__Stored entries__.
════════════════

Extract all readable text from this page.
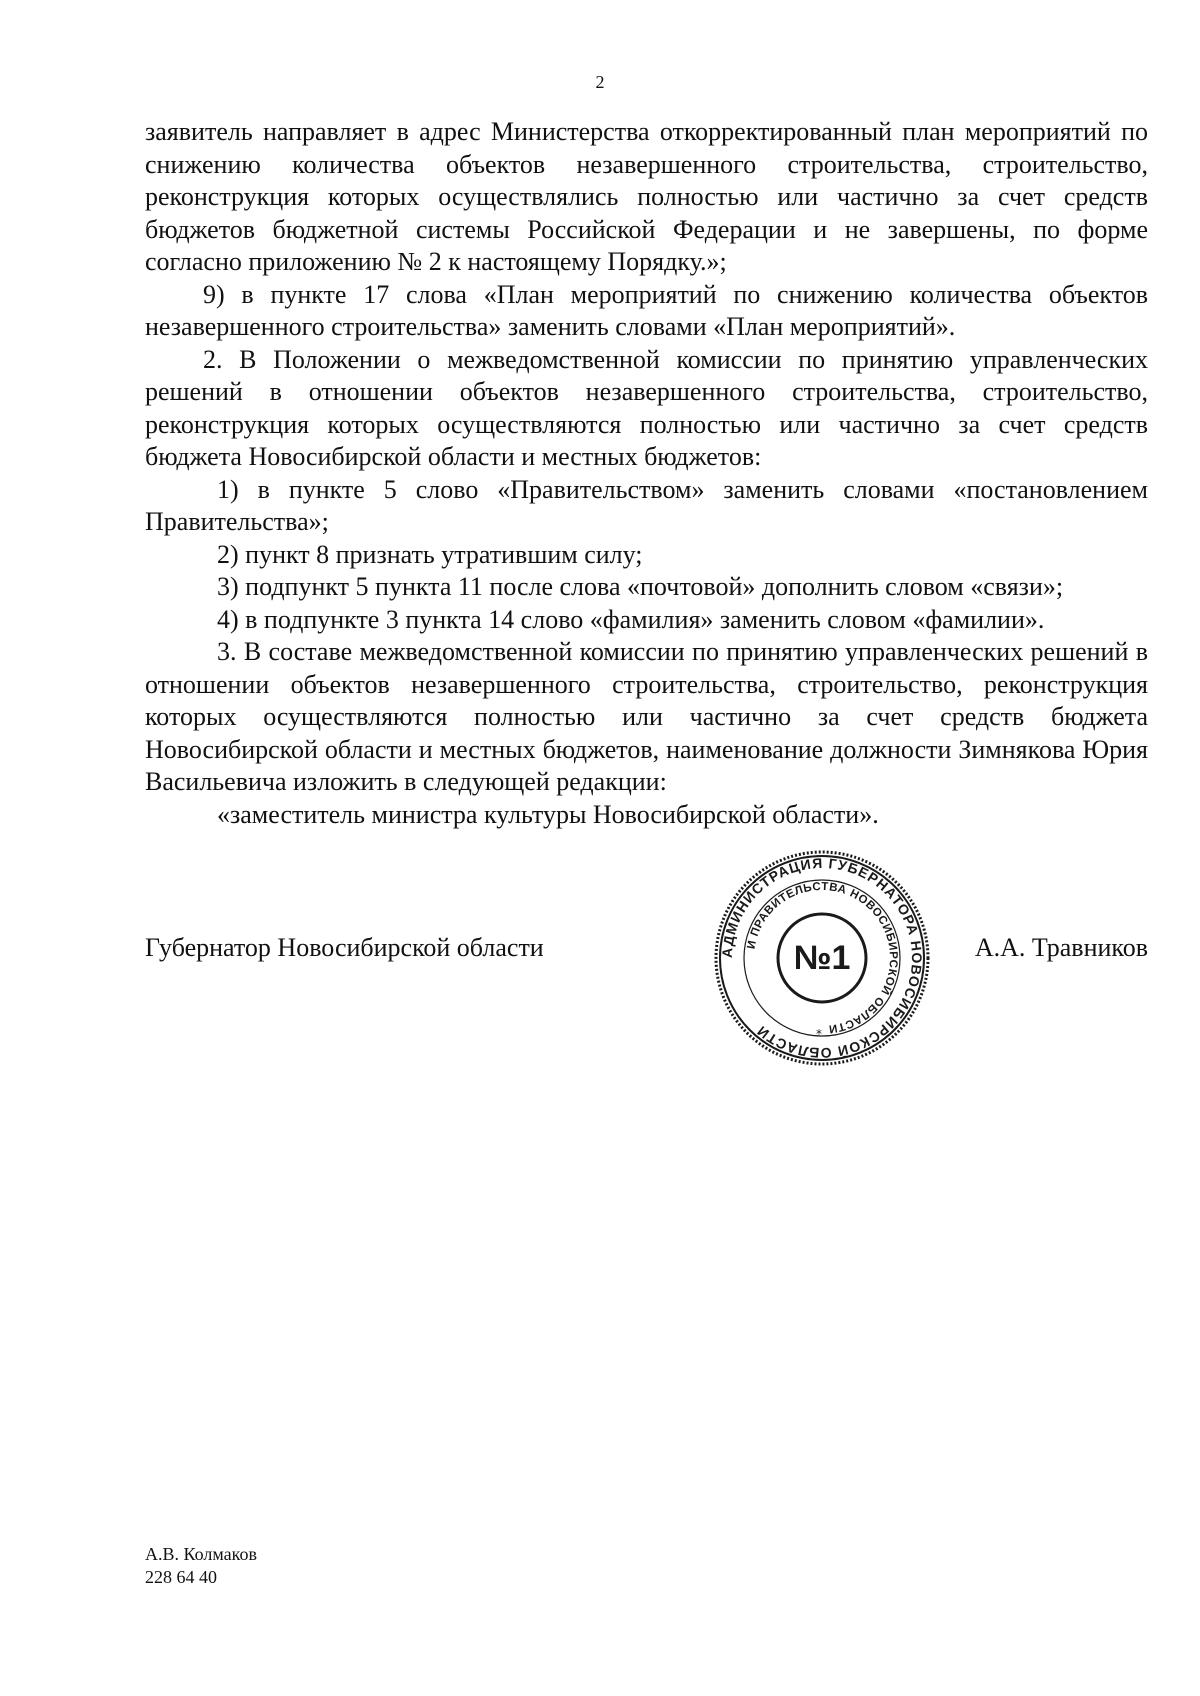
2

заявитель направляет в адрес Министерства откорректированный план мероприятий по снижению количества объектов незавершенного строительства, строительство, реконструкция которых осуществлялись полностью или частично за счет средств бюджетов бюджетной системы Российской Федерации и не завершены, по форме согласно приложению № 2 к настоящему Порядку.»;

9) в пункте 17 слова «План мероприятий по снижению количества объектов незавершенного строительства» заменить словами «План мероприятий».

2. В Положении о межведомственной комиссии по принятию управленческих решений в отношении объектов незавершенного строительства, строительство, реконструкция которых осуществляются полностью или частично за счет средств бюджета Новосибирской области и местных бюджетов:

1) в пункте 5 слово «Правительством» заменить словами «постановлением Правительства»;

2) пункт 8 признать утратившим силу;

3) подпункт 5 пункта 11 после слова «почтовой» дополнить словом «связи»;

4) в подпункте 3 пункта 14 слово «фамилия» заменить словом «фамилии».

3. В составе межведомственной комиссии по принятию управленческих решений в отношении объектов незавершенного строительства, строительство, реконструкция которых осуществляются полностью или частично за счет средств бюджета Новосибирской области и местных бюджетов, наименование должности Зимнякова Юрия Васильевича изложить в следующей редакции:

«заместитель министра культуры Новосибирской области».

Губернатор Новосибирской области	А.А. Травников
АДМИНИСТРАЦИЯ ГУБЕРНАТОРА НОВОСИБИРСКОЙ ОБЛАСТИ
И ПРАВИТЕЛЬСТВА НОВОСИБИРСКОЙ ОБЛАСТИ
*
№1
А.В. Колмаков
228 64 40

════════════════

__What the exercise asks__.
Any pictures should be dropped; transcribe the rest of the records above exactly.

__Reply to the exercise__.
Extract all readable text from this page.
2

заявитель направляет в адрес Министерства откорректированный план мероприятий по снижению количества объектов незавершенного строительства, строительство, реконструкция которых осуществлялись полностью или частично за счет средств бюджетов бюджетной системы Российской Федерации и не завершены, по форме согласно приложению № 2 к настоящему Порядку.»;

9) в пункте 17 слова «План мероприятий по снижению количества объектов незавершенного строительства» заменить словами «План мероприятий».

2. В Положении о межведомственной комиссии по принятию управленческих решений в отношении объектов незавершенного строительства, строительство, реконструкция которых осуществляются полностью или частично за счет средств бюджета Новосибирской области и местных бюджетов:

1) в пункте 5 слово «Правительством» заменить словами «постановлением Правительства»;

2) пункт 8 признать утратившим силу;

3) подпункт 5 пункта 11 после слова «почтовой» дополнить словом «связи»;

4) в подпункте 3 пункта 14 слово «фамилия» заменить словом «фамилии».

3. В составе межведомственной комиссии по принятию управленческих решений в отношении объектов незавершенного строительства, строительство, реконструкция которых осуществляются полностью или частично за счет средств бюджета Новосибирской области и местных бюджетов, наименование должности Зимнякова Юрия Васильевича изложить в следующей редакции:

«заместитель министра культуры Новосибирской области».

Губернатор Новосибирской области	А.А. Травников
АДМИНИСТРАЦИЯ ГУБЕРНАТОРА НОВОСИБИРСКОЙ ОБЛАСТИ
И ПРАВИТЕЛЬСТВА НОВОСИБИРСКОЙ ОБЛАСТИ
*
№1
А.В. Колмаков
228 64 40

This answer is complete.